━━━━━ READING TEXT

THE PARABLE OF THE TARES
Matt. 13:24-30 ; 36-43
Jesus told the story of a farmer who after due preparation sowed his field with wheat. Before the seed sprouted, an enemy came at night and sowed the field over with tares. Tares is s a noxious, weedy rye-grass called darnel and was very common in the East. The Jews considered it a degenerate kind of wheat. The roots of this weed intertwined with the roots of the wheat, and if you pulled it up you would root up the wheat also. So, it was impossible to weed the field and could not be separated until the harvest when it could be clearly identified. When the situation was discovered the servants wanted to pull up the tares, but the owner knowing the pernicious nature of tares and unwilling to endanger the harvest forbad them to do anything. He said, “Let them both grow until the harvest then we will separate the tares and burn them and put the wheat into the barn.

━━━━━━━━━━
━━━━━ ROWS

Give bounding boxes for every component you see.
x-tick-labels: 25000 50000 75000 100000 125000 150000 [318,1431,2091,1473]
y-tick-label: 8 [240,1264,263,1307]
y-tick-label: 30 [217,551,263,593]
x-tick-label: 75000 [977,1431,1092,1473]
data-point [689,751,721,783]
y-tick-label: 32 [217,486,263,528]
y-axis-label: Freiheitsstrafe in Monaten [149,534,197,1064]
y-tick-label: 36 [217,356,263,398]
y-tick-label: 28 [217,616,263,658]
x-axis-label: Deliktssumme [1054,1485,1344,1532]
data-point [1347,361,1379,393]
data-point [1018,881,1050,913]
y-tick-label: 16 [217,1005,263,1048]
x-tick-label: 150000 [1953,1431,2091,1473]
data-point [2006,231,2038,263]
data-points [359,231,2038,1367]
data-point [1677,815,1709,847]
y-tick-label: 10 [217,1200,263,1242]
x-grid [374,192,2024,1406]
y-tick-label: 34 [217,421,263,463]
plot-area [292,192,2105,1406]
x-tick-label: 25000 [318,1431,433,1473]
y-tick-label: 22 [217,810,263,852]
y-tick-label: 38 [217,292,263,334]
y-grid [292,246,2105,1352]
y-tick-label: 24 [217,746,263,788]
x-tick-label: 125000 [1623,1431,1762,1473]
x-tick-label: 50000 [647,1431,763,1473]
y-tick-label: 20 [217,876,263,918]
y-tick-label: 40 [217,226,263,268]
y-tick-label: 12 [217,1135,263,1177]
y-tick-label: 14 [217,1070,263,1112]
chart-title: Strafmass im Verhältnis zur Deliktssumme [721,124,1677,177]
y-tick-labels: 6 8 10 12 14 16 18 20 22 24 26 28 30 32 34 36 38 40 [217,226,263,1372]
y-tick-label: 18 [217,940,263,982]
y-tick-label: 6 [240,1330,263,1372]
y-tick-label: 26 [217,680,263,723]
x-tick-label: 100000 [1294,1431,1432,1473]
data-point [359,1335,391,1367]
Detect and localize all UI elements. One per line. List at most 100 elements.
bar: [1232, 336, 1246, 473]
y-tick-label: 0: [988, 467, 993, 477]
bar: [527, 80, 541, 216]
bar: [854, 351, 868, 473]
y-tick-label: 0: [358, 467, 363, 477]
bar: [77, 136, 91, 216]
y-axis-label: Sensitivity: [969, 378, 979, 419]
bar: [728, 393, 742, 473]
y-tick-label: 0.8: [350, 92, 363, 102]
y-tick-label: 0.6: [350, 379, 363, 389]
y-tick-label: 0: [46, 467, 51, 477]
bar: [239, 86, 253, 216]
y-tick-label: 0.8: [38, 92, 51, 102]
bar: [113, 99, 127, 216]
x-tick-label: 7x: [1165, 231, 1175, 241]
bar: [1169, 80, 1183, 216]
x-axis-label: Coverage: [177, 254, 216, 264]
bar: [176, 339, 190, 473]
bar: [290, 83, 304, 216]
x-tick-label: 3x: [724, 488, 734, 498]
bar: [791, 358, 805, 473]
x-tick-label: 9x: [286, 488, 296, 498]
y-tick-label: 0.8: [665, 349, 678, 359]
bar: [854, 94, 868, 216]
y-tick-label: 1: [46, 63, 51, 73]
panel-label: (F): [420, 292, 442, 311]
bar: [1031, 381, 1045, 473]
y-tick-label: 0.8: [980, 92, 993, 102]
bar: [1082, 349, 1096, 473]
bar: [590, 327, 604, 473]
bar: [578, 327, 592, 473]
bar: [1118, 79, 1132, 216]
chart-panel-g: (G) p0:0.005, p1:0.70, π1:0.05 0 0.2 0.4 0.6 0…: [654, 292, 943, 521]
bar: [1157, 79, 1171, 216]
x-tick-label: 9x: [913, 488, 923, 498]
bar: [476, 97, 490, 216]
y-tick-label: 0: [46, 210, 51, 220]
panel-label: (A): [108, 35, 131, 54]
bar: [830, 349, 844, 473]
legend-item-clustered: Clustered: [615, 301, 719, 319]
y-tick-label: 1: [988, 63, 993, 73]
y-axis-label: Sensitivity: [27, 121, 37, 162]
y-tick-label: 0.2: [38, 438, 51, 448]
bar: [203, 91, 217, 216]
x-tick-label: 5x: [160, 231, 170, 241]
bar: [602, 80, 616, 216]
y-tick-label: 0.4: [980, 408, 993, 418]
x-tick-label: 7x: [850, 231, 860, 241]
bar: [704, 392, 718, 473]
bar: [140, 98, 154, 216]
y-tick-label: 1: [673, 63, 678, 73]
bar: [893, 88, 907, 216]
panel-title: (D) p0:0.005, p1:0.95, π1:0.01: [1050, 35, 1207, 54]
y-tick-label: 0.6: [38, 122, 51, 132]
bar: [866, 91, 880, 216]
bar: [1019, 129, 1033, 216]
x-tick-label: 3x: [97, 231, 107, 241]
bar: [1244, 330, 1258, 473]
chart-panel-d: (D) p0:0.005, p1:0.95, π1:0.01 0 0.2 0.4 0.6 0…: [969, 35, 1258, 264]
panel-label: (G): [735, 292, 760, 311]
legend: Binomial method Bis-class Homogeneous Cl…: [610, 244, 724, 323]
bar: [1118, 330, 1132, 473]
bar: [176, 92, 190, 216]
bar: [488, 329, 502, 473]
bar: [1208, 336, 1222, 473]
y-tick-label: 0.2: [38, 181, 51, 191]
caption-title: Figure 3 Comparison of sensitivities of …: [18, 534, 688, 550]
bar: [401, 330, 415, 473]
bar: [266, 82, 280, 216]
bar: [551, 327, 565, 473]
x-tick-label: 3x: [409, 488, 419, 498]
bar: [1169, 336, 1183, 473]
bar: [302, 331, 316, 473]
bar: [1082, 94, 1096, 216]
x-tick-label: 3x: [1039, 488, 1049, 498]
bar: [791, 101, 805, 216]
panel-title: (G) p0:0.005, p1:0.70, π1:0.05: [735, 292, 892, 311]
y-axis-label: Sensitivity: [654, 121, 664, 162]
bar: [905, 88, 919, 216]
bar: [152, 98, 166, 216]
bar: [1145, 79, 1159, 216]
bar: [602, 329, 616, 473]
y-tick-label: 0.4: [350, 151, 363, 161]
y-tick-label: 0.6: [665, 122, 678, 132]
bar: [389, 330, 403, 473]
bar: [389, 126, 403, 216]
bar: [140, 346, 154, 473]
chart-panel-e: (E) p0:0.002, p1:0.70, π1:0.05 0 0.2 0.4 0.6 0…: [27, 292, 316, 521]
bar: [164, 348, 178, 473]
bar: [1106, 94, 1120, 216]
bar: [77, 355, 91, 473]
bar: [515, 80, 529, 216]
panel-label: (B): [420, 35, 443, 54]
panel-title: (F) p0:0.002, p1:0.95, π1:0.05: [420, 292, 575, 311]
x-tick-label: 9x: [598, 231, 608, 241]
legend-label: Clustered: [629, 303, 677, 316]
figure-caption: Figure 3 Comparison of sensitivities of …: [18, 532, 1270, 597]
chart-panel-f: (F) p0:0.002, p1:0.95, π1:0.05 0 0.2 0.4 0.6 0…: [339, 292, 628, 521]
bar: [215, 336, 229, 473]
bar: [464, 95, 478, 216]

━━━━━━━━━━

### WRITTEN INSTRUCTION:
Carry on the passage about the parable of the tares from its final sentence.

### RESULT OF THE EXERCISE:
At the request of the apostles, Jesus gave an explanation of this parable. The farmer who sowed the seed represents Jesus, and the seed is the gospel of Christ. The wheat represents true Christians and the tares represent the children of Satan. The field is the world where the seed of the gospel produced the church in all parts of the world. The enemy who introduced evil into the church is Satan.. The harvest is the end of the world when the angels shall gather out of the church all evil, and then the righteous shall shine forth as the sun in the everlasting kingdom of God in heaven.
Before I comment on this parable I would like to point out that this is a controversial parable. Some believe this parable teaches that there will always be good and bad people in the church and evil cannot be completely rooted out the church. Others affirm this to be a picture of two entirely different classes in the world, Christians and non-christians, church members and non-church members. One consolation is that both explanations are true, in themselves, and taught clearly in other scriptures. The Bible clearly teaches that there will good and evil in the world to the end, and the Bible also clearly teaches there will be good and evil in the church till the end. While Bible believers differ on the application of the parable, both positions are scriptural truths.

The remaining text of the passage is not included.